→ ESTRATTO SCELTO:

******************************

Già. Perché le condizioni in cui versa l’antica Serenissima sono più conosciute all’estero che in Italia. Avete letto qualche giornale statunitense, inglese o tedesco, questa estate? Oppure vi è capitato di vedere qualche trasmissione mandata in onda dalle televisioni inglesi, svizzere o francesi? Non certo nei media italiani, ma in quelli esteri, sono usciti negli ultimi mesi dettagliati reportage che denunciavano le condizioni in cui è precipitata l'ex Serenissima. Solo a titolo d'esempio, ricordo il "Vai a Venezia? Non dimenticarti la maschera a gas" ("Heading to Venice? Don’t forget your pollution mask") del Guardian. Oppure "Venezia invasa dai turisti. A rischio di diventare vla Disneyland del mare" (Venice, Invaded by Tourists, Risks Becoming ‘Disneyland on the Sea’) del The New York Times.

******************************

→ VOCI DEL DATASET:
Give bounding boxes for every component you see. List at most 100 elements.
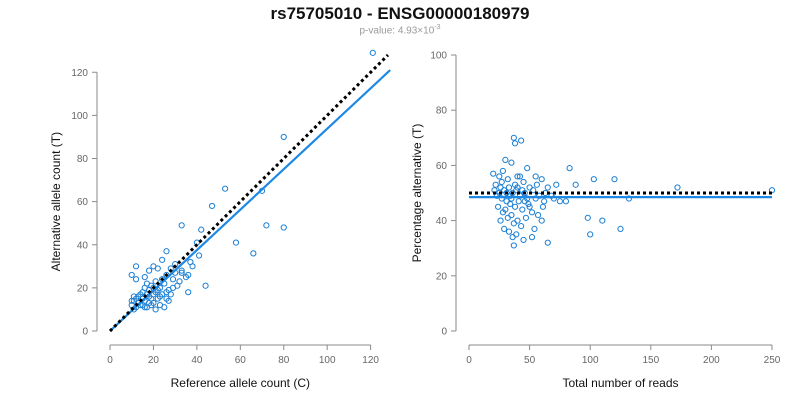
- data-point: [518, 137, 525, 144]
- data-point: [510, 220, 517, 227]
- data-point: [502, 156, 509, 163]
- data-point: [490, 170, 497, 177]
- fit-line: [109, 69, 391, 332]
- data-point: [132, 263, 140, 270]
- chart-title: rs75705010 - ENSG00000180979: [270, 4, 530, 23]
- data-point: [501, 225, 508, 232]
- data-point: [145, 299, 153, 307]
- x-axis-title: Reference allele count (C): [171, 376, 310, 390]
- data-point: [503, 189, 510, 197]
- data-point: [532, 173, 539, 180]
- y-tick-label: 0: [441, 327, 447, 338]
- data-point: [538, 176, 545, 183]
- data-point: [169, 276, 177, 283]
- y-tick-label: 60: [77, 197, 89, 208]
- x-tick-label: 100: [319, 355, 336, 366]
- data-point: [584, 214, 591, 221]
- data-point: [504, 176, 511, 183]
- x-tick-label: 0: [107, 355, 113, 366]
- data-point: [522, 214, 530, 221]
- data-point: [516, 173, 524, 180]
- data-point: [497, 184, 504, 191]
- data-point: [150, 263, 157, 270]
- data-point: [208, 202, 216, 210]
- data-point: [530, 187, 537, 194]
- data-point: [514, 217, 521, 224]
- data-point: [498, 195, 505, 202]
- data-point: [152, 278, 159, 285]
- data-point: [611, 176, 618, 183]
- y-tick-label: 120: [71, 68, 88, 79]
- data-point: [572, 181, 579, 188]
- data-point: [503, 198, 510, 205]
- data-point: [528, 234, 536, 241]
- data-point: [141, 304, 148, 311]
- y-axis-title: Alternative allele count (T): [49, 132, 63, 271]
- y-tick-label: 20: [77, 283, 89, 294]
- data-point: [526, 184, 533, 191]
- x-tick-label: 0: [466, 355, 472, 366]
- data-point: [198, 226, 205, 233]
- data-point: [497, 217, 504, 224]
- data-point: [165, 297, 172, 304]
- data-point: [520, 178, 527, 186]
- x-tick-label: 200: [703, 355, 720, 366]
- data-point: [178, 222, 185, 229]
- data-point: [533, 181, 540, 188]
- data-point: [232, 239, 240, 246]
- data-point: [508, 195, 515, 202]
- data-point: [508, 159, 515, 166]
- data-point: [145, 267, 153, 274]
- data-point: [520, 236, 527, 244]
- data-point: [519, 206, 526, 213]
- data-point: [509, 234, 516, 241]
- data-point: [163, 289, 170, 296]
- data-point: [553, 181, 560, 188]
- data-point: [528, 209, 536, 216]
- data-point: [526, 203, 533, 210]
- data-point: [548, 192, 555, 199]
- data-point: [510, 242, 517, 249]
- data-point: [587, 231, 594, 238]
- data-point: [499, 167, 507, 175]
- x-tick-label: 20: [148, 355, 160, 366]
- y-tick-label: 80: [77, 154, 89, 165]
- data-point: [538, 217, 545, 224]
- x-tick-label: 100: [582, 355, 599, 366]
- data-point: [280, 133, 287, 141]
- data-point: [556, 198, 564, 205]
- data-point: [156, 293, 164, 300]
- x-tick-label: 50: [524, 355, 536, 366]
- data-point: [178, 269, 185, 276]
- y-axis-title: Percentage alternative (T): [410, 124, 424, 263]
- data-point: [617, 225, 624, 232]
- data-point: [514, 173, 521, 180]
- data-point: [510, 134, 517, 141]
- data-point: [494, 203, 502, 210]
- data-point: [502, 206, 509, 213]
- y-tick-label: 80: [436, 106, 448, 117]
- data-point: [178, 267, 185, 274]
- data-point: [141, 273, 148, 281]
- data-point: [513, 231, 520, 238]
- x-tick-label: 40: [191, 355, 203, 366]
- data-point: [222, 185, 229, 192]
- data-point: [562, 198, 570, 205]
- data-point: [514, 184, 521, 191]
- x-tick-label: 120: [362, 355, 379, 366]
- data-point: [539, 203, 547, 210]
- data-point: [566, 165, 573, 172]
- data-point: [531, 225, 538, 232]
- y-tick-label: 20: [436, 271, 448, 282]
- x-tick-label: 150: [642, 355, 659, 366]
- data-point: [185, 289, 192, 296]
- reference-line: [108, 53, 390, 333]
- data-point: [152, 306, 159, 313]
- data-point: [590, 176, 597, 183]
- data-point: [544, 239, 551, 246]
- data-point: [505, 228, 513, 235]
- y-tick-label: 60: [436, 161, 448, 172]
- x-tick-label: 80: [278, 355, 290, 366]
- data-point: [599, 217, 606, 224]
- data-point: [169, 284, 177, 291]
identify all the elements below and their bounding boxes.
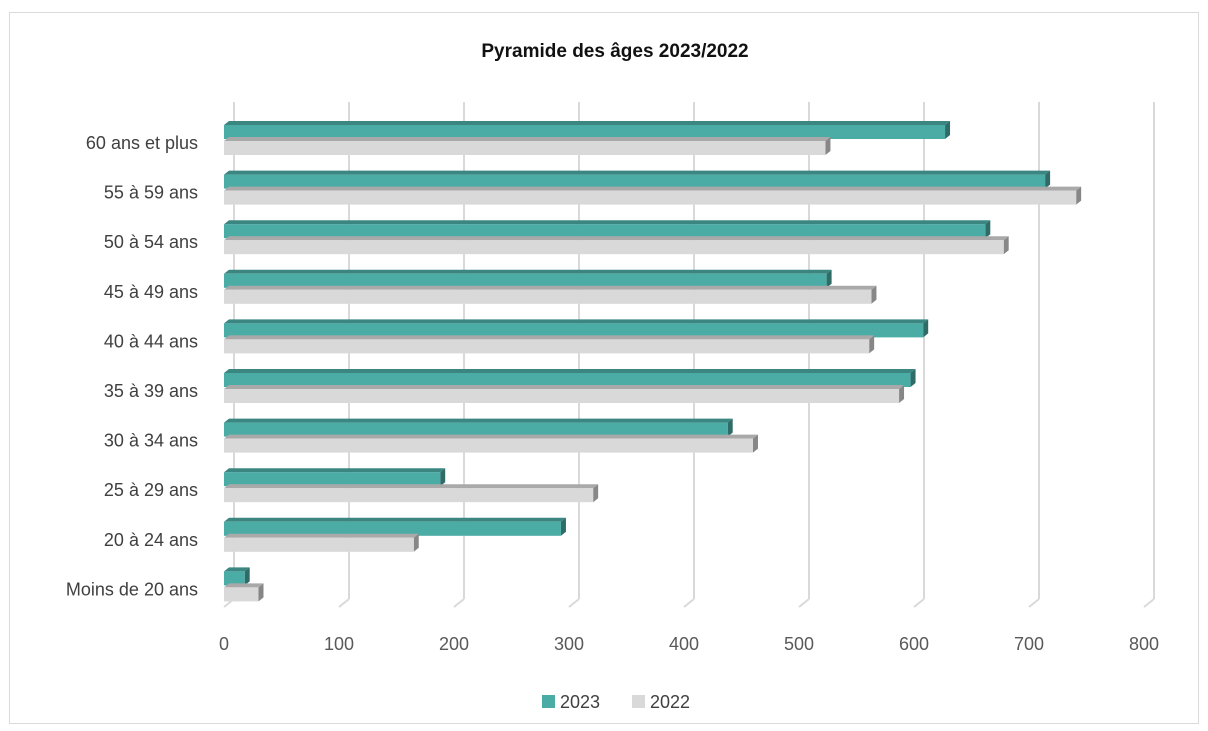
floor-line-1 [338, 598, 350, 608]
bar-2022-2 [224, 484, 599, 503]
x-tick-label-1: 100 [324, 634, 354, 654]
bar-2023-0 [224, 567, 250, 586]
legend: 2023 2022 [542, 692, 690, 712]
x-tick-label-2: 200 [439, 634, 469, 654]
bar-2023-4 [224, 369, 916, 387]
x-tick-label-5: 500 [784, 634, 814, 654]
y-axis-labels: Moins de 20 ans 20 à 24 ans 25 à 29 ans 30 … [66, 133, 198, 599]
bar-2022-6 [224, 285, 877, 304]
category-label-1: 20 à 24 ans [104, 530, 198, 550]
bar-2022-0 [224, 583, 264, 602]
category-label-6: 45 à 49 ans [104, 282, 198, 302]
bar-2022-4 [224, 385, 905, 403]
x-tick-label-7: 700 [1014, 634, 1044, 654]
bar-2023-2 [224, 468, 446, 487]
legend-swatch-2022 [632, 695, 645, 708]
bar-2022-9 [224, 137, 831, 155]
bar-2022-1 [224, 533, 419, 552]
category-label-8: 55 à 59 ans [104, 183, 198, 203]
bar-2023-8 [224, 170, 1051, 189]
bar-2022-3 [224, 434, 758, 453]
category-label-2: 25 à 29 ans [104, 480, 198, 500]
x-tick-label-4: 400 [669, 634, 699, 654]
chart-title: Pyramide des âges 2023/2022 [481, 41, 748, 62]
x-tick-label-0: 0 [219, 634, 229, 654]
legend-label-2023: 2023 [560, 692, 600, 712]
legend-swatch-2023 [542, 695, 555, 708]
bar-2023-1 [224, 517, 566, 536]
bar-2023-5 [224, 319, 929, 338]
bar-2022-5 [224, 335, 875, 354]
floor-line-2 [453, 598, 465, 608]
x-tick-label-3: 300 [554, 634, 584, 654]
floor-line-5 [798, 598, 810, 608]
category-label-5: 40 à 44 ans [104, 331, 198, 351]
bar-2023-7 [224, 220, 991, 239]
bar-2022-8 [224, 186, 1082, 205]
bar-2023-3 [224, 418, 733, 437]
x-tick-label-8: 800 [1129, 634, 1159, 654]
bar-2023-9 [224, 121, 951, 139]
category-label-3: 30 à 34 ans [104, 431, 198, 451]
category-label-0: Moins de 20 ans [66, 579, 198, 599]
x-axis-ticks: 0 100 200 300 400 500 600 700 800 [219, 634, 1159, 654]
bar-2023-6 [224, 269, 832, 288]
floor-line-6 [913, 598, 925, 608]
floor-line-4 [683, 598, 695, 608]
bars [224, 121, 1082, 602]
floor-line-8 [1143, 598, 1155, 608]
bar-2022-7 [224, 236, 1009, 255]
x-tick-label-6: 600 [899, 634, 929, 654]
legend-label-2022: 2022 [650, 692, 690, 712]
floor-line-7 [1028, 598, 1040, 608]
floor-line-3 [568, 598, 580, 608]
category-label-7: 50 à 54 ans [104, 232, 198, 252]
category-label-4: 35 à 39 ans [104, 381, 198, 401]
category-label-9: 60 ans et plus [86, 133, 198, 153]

******************************

→ COMPITI DA SVOLGERE:
1. Riscrivi in forma più breve il paragrafo dell'estratto su Venezia che comincia con "Già. Perché le condizioni", mantenendone i fatti principali.
2. Prosegui l'estratto su Venezia con un nuovo paragrafo che parta dopo l'ultima frase riportata.

→ RISPOSTE AI COMPITI:
1. Le condizioni dell'antica Serenissima sono più note all'estero che in Italia. Negli ultimi mesi i reportage dettagliati che ne denunciano il degrado sono usciti su giornali e televisioni esteri, non sui media italiani. Un esempio è il Guardian, che invitava chi va a Venezia a non dimenticare la maschera a gas. Un altro è il New York Times, secondo cui Venezia, invasa dai turisti, rischia di diventare una Disneyland del mare.

2.
Un coro di voci indignate cui il sindaco Gigio Brugnaro - vi sarà, ahimè, capitato di assistere a qualche sua performance contro gli islamici o la “teoria del gender”, in qualche canale Tv, e vi sarete fatti una idea del personaggio - ha risposto che lui vuole fare Venezia “bella come Dubai” e che, per il resto, è tutta una cospirazione dei giornalisti del New York Time. Come se al New York Time, col presidente che si trovano in casa, non avessero altro da fare che cospirare contro Venezia!
Ma anche l’attuale giunta non è altro che una perfetta rappresentazione del degrado in cui è precipitata la città, fragile vittima di un capitalismo predatorio che mercifica arte, ambiente, storia, tradizioni, e la stessa vita.
Per questo, sabato e domenica, i veneziani riempiranno canali e fondamente, e si riapproprieranno della loro città,
par tera e par mar. Perché “el con no se vende”. Non si vende l’anima. E Venezia è la nostra anima.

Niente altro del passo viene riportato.